Set problem: What follows is a set of entries. Give them again exactly, without the pictures.

+++

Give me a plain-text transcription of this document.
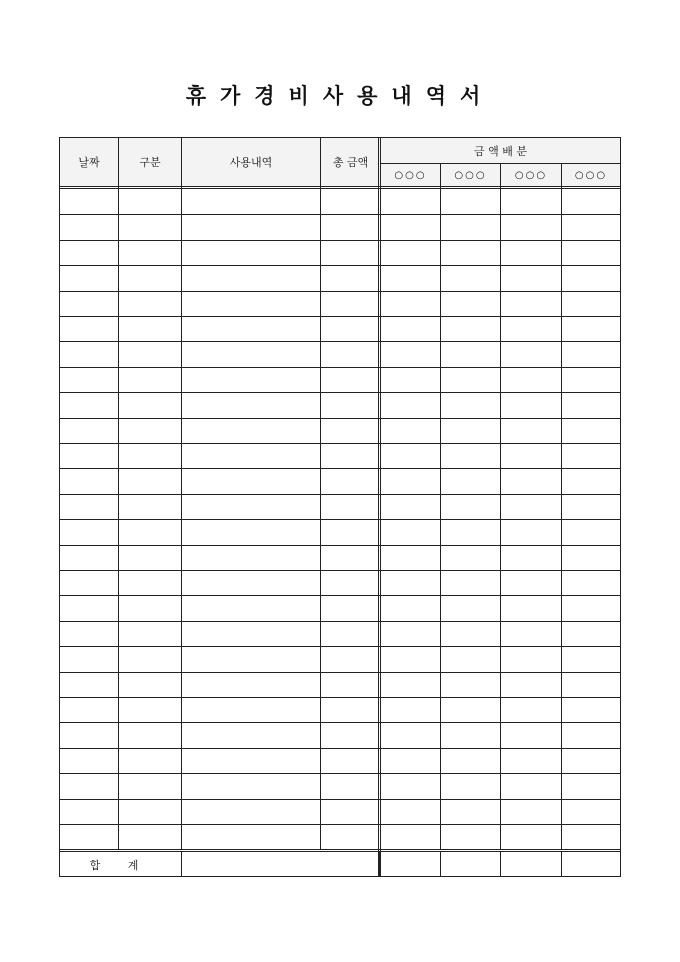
휴가경비사용내역서
날짜	구분	사용내역	총 금액
금 액 배 분
○○○	○○○	○○○	○○○
합 계
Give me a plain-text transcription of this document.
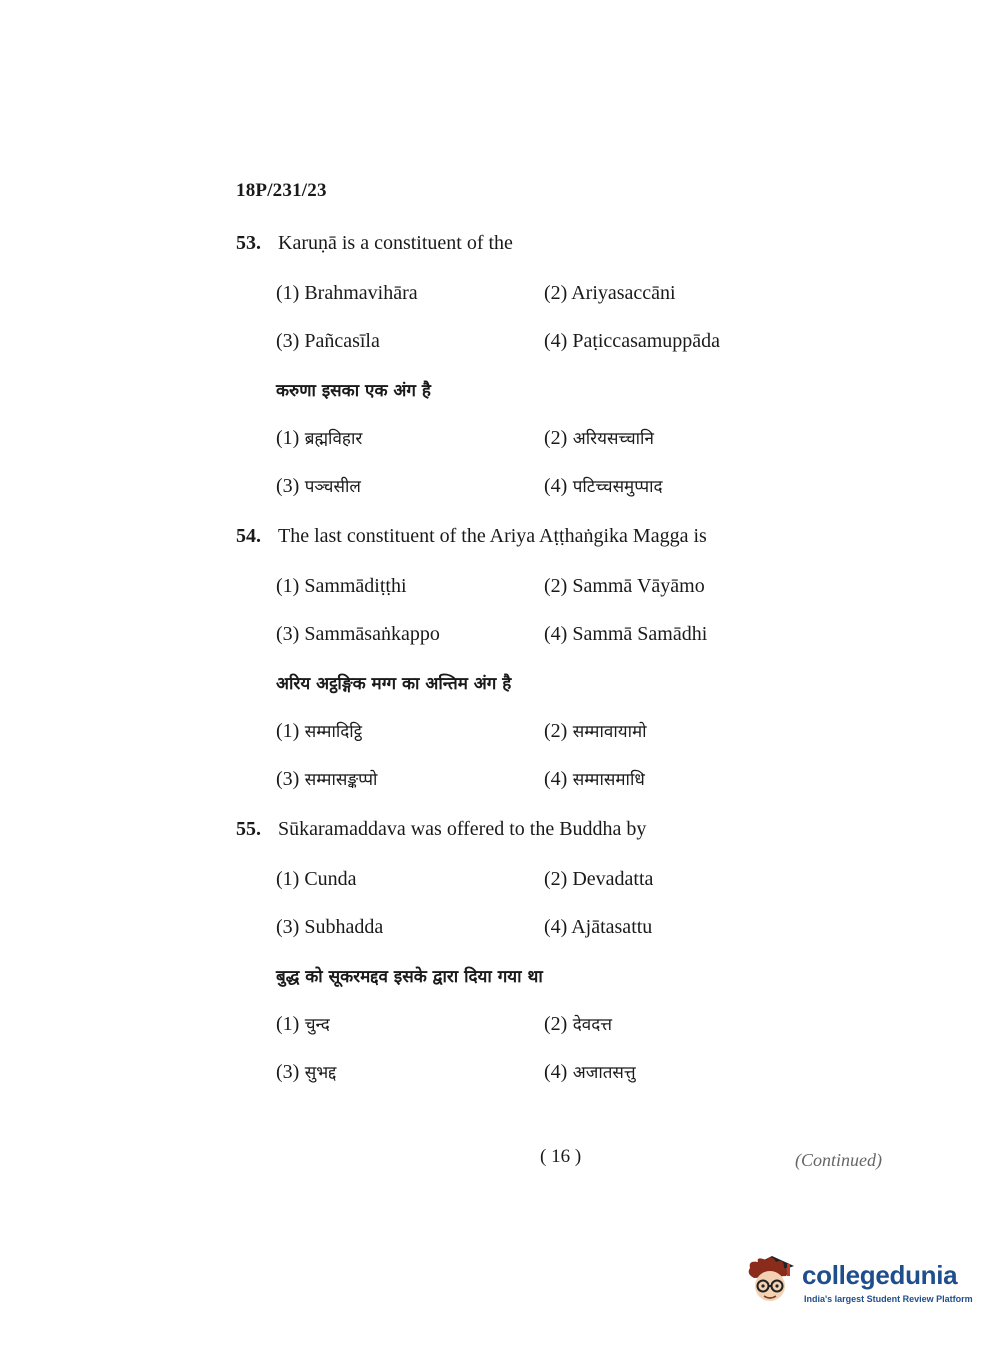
18P/231/23
53. Karuṇā is a constituent of the
(1) Brahmavihāra	(2) Ariyasaccāni
(3) Pañcasīla	(4) Paṭiccasamuppāda
करुणा इसका एक अंग है
(1) ब्रह्मविहार	(2) अरियसच्चानि
(3) पञ्चसील	(4) पटिच्चसमुप्पाद
54. The last constituent of the Ariya Aṭṭhaṅgika Magga is
(1) Sammādiṭṭhi	(2) Sammā Vāyāmo
(3) Sammāsaṅkappo	(4) Sammā Samādhi
अरिय अट्ठङ्गिक मग्ग का अन्तिम अंग है
(1) सम्मादिट्ठि	(2) सम्मावायामो
(3) सम्मासङ्कप्पो	(4) सम्मासमाधि
55. Sūkaramaddava was offered to the Buddha by
(1) Cunda	(2) Devadatta
(3) Subhadda	(4) Ajātasattu
बुद्ध को सूकरमद्दव इसके द्वारा दिया गया था
(1) चुन्द	(2) देवदत्त
(3) सुभद्द	(4) अजातसत्तु
( 16 )	(Continued)
collegedunia
India's largest Student Review Platform
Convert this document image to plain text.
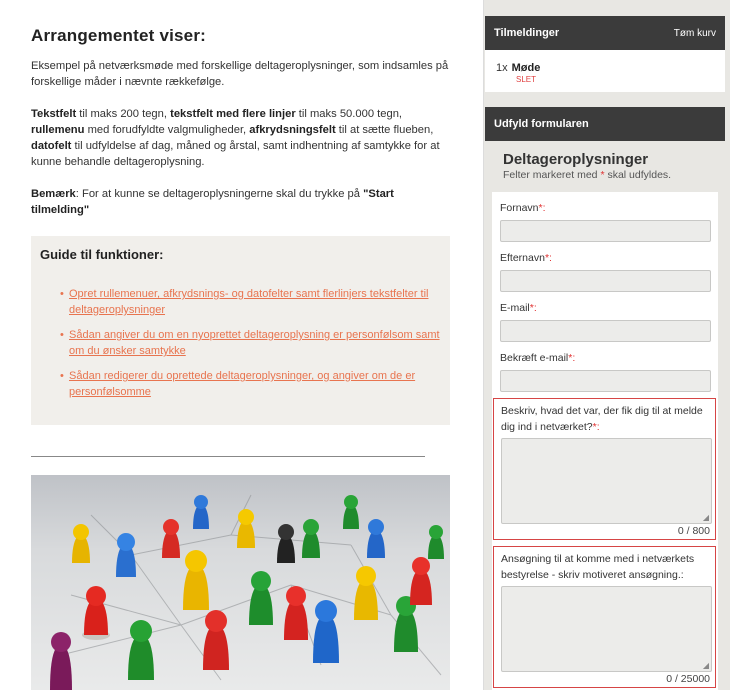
Arrangementet viser:
Eksempel på netværksmøde med forskellige deltageroplysninger, som indsamles på forskellige måder i nævnte rækkefølge.
Tekstfelt til maks 200 tegn, tekstfelt med flere linjer til maks 50.000 tegn, rullemenu med forudfyldte valgmuligheder, afkrydsningsfelt til at sætte flueben, datofelt til udfyldelse af dag, måned og årstal, samt indhentning af samtykke for at kunne behandle deltageroplysning.
Bemærk: For at kunne se deltageroplysningerne skal du trykke på "Start tilmelding"
Guide til funktioner:
• Opret rullemenuer, afkrydsnings- og datofelter samt flerlinjers tekstfelter til deltageroplysninger
• Sådan angiver du om en nyoprettet deltageroplysning er personfølsom samt om du ønsker samtykke
• Sådan redigerer du oprettede deltageroplysninger, og angiver om de er personfølsomme
Tilmeldinger	Tøm kurv
1x Møde
SLET
Udfyld formularen
Deltageroplysninger
Felter markeret med * skal udfyldes.
Fornavn*:
Efternavn*:
E-mail*:
Bekræft e-mail*:
Beskriv, hvad det var, der fik dig til at melde dig ind i netværket?*:
◢
0 / 800
Ansøgning til at komme med i netværkets bestyrelse - skriv motiveret ansøgning.:
◢
0 / 25000
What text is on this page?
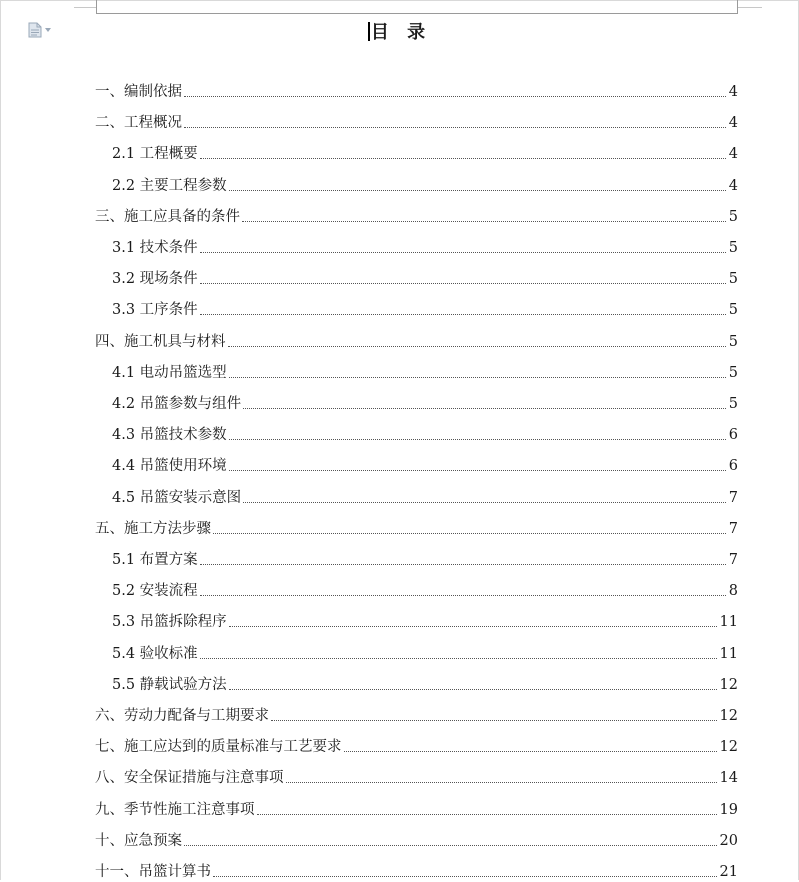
目 录
一、编制依据	4
二、工程概况	4
2.1 工程概要	4
2.2 主要工程参数	4
三、施工应具备的条件	5
3.1 技术条件	5
3.2 现场条件	5
3.3 工序条件	5
四、施工机具与材料	5
4.1 电动吊篮选型	5
4.2 吊篮参数与组件	5
4.3 吊篮技术参数	6
4.4 吊篮使用环境	6
4.5 吊篮安装示意图	7
五、施工方法步骤	7
5.1 布置方案	7
5.2 安装流程	8
5.3 吊篮拆除程序	11
5.4 验收标准	11
5.5 静载试验方法	12
六、劳动力配备与工期要求	12
七、施工应达到的质量标准与工艺要求	12
八、安全保证措施与注意事项	14
九、季节性施工注意事项	19
十、应急预案	20
十一、吊篮计算书	21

+++

Finished answer:
Give me a plain-text transcription of this document.
휴가경비사용내역서
날짜	구분	사용내역	총 금액
금 액 배 분
○○○	○○○	○○○	○○○
합 계
Give me a plain-text transcription of this document.
18P/231/23
53. Karuṇā is a constituent of the
(1) Brahmavihāra	(2) Ariyasaccāni
(3) Pañcasīla	(4) Paṭiccasamuppāda
करुणा इसका एक अंग है
(1) ब्रह्मविहार	(2) अरियसच्चानि
(3) पञ्चसील	(4) पटिच्चसमुप्पाद
54. The last constituent of the Ariya Aṭṭhaṅgika Magga is
(1) Sammādiṭṭhi	(2) Sammā Vāyāmo
(3) Sammāsaṅkappo	(4) Sammā Samādhi
अरिय अट्ठङ्गिक मग्ग का अन्तिम अंग है
(1) सम्मादिट्ठि	(2) सम्मावायामो
(3) सम्मासङ्कप्पो	(4) सम्मासमाधि
55. Sūkaramaddava was offered to the Buddha by
(1) Cunda	(2) Devadatta
(3) Subhadda	(4) Ajātasattu
बुद्ध को सूकरमद्दव इसके द्वारा दिया गया था
(1) चुन्द	(2) देवदत्त
(3) सुभद्द	(4) अजातसत्तु
( 16 )	(Continued)
collegedunia
India's largest Student Review Platform
Convert this document image to plain text.
Arrangementet viser:
Eksempel på netværksmøde med forskellige deltageroplysninger, som indsamles på forskellige måder i nævnte rækkefølge.
Tekstfelt til maks 200 tegn, tekstfelt med flere linjer til maks 50.000 tegn, rullemenu med forudfyldte valgmuligheder, afkrydsningsfelt til at sætte flueben, datofelt til udfyldelse af dag, måned og årstal, samt indhentning af samtykke for at kunne behandle deltageroplysning.
Bemærk: For at kunne se deltageroplysningerne skal du trykke på "Start tilmelding"
Guide til funktioner:
• Opret rullemenuer, afkrydsnings- og datofelter samt flerlinjers tekstfelter til deltageroplysninger
• Sådan angiver du om en nyoprettet deltageroplysning er personfølsom samt om du ønsker samtykke
• Sådan redigerer du oprettede deltageroplysninger, og angiver om de er personfølsomme
Tilmeldinger	Tøm kurv
1x Møde
SLET
Udfyld formularen
Deltageroplysninger
Felter markeret med * skal udfyldes.
Fornavn*:
Efternavn*:
E-mail*:
Bekræft e-mail*:
Beskriv, hvad det var, der fik dig til at melde dig ind i netværket?*:
◢
0 / 800
Ansøgning til at komme med i netværkets bestyrelse - skriv motiveret ansøgning.:
◢
0 / 25000
What text is on this page?
目 录
一、编制依据	4
二、工程概况	4
2.1 工程概要	4
2.2 主要工程参数	4
三、施工应具备的条件	5
3.1 技术条件	5
3.2 现场条件	5
3.3 工序条件	5
四、施工机具与材料	5
4.1 电动吊篮选型	5
4.2 吊篮参数与组件	5
4.3 吊篮技术参数	6
4.4 吊篮使用环境	6
4.5 吊篮安装示意图	7
五、施工方法步骤	7
5.1 布置方案	7
5.2 安装流程	8
5.3 吊篮拆除程序	11
5.4 验收标准	11
5.5 静载试验方法	12
六、劳动力配备与工期要求	12
七、施工应达到的质量标准与工艺要求	12
八、安全保证措施与注意事项	14
九、季节性施工注意事项	19
十、应急预案	20
十一、吊篮计算书	21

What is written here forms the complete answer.